══ Dataset records
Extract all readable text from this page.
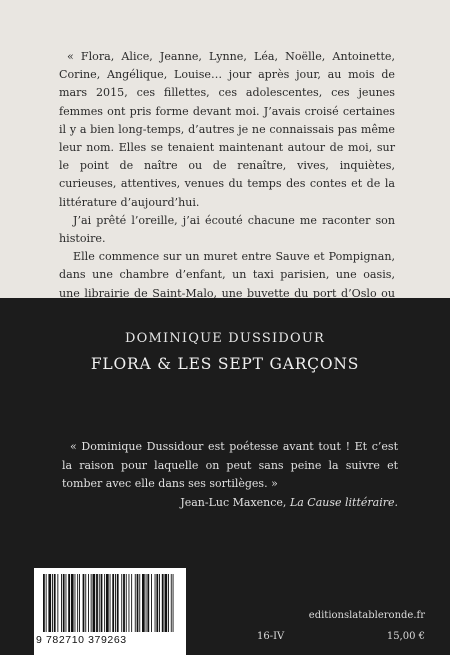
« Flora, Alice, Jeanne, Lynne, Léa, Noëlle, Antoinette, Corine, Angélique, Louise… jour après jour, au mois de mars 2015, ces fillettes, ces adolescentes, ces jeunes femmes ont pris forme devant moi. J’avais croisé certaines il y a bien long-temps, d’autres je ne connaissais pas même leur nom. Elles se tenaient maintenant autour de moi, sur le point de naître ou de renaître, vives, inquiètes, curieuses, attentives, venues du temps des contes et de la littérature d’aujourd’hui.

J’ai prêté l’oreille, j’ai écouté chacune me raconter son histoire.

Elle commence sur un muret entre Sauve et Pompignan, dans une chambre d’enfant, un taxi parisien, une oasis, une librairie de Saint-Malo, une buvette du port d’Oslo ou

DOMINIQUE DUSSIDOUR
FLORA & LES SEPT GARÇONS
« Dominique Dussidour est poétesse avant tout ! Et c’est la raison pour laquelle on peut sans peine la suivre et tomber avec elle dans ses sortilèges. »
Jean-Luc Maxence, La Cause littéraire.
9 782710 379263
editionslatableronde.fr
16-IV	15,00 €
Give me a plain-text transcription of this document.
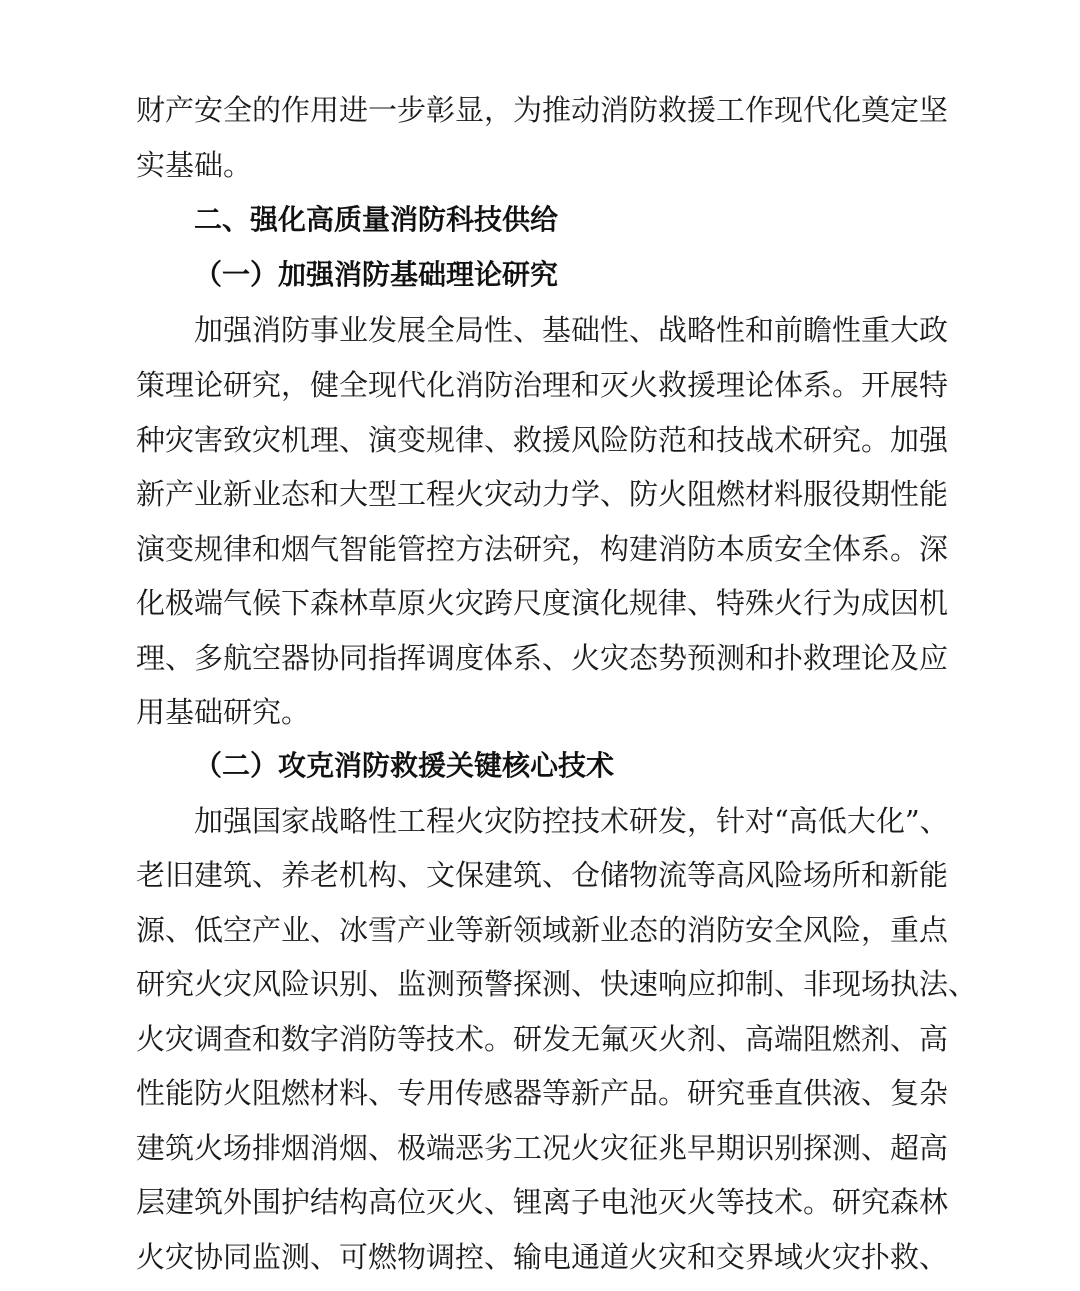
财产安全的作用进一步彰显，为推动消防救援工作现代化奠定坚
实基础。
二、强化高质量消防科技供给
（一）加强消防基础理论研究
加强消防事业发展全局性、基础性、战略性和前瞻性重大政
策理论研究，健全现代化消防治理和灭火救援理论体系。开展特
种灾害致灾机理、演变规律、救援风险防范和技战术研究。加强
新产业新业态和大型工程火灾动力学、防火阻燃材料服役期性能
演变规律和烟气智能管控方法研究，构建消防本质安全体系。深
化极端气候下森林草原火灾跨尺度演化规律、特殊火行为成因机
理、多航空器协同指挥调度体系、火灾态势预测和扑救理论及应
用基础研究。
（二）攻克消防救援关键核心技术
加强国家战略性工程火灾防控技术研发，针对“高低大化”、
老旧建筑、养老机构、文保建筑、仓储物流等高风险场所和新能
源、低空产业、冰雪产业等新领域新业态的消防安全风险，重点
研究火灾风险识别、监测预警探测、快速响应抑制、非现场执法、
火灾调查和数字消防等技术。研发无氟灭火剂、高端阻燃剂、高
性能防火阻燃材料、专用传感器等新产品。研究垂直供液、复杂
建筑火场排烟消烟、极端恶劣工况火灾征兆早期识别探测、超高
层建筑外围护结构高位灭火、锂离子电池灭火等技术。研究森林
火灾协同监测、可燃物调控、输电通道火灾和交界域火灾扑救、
════
══ Dataset records
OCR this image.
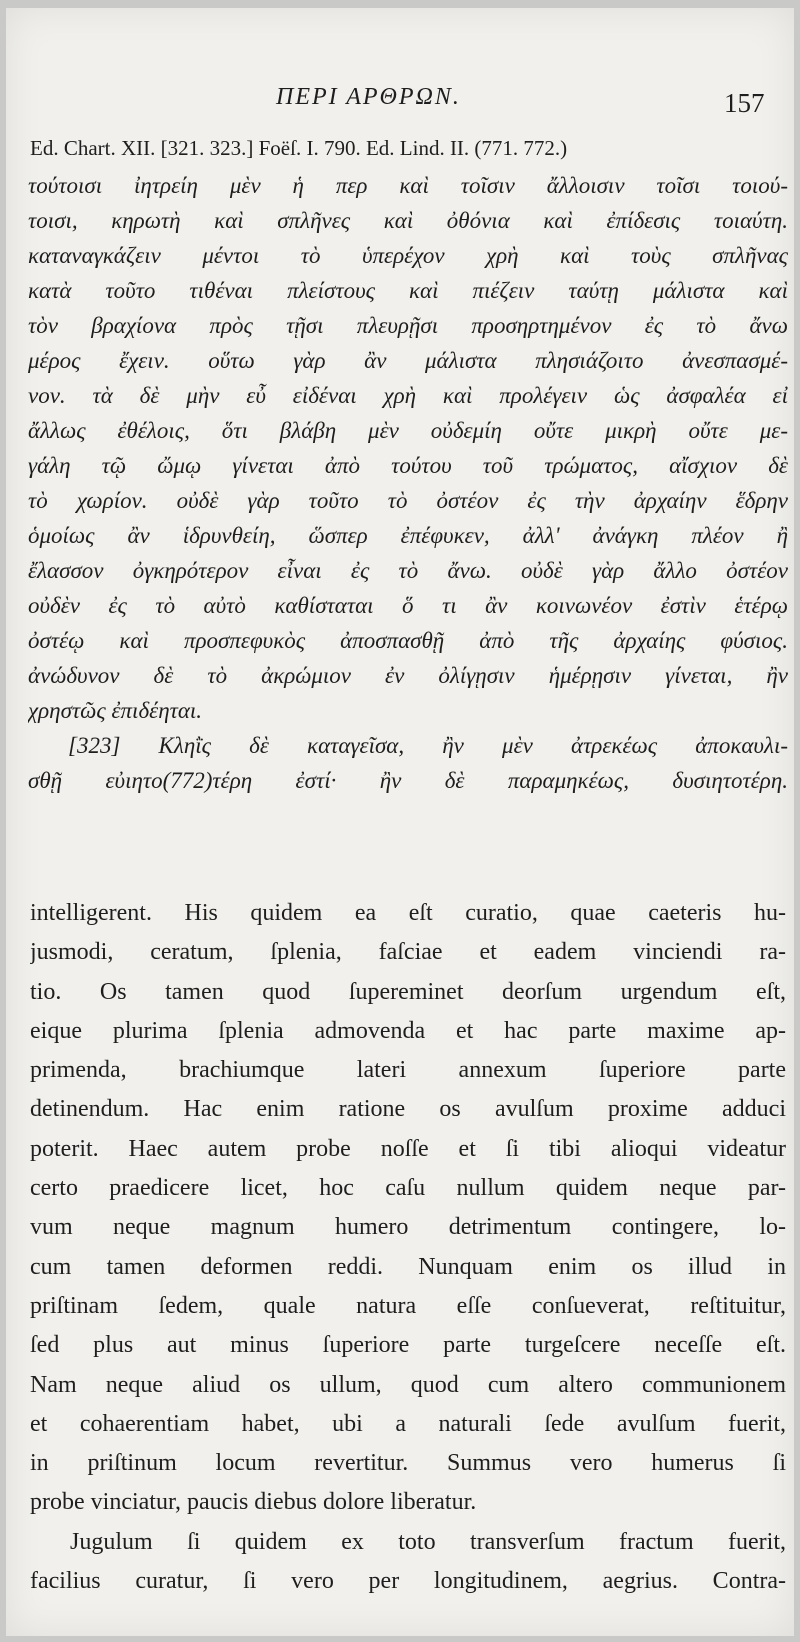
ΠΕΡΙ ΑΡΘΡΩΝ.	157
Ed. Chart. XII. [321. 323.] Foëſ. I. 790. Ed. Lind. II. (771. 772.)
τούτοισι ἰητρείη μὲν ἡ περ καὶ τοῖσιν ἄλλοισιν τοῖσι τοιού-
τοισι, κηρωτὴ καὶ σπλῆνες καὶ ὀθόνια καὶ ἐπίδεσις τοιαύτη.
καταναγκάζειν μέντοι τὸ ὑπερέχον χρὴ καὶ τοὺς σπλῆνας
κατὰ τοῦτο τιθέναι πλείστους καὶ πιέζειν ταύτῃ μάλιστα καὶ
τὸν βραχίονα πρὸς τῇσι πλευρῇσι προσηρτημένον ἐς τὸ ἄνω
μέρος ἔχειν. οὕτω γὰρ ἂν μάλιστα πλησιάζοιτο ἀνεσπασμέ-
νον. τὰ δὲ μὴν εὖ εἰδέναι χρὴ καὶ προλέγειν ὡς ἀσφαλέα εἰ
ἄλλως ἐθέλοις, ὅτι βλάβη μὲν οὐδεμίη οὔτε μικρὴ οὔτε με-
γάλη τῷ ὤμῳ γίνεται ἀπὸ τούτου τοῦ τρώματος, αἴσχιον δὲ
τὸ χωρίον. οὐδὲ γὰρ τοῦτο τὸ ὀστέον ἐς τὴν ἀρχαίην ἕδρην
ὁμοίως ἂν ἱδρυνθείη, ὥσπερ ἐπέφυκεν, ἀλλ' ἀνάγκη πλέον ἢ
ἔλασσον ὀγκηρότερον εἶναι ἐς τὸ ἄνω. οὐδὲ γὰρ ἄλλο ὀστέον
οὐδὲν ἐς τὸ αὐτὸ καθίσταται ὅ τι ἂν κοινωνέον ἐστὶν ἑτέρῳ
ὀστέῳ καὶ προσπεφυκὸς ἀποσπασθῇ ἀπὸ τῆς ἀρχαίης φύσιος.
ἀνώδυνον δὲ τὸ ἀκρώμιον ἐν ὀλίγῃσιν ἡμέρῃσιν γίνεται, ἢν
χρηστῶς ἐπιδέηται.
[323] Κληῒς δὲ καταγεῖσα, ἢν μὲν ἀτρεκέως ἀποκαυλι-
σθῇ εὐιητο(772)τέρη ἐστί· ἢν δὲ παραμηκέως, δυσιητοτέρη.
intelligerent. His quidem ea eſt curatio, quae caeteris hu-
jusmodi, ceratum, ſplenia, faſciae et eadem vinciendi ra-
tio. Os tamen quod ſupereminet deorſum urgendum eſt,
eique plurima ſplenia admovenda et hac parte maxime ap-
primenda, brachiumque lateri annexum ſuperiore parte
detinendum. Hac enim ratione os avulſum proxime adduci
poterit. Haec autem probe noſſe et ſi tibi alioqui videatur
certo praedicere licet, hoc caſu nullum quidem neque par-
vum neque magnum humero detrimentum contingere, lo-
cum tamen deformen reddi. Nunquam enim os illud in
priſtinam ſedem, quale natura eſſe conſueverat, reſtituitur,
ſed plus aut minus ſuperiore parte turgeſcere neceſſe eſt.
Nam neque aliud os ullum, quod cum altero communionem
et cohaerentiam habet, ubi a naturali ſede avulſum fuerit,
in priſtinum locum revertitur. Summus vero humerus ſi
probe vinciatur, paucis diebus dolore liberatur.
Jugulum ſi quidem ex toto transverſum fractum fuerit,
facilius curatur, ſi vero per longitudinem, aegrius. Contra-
════
▶ Short task
Extract each line holding the string "ſplenia".

▶ Reply
jusmodi, ceratum, ſplenia, faſciae et eadem vinciendi ra-
eique plurima ſplenia admovenda et hac parte maxime ap-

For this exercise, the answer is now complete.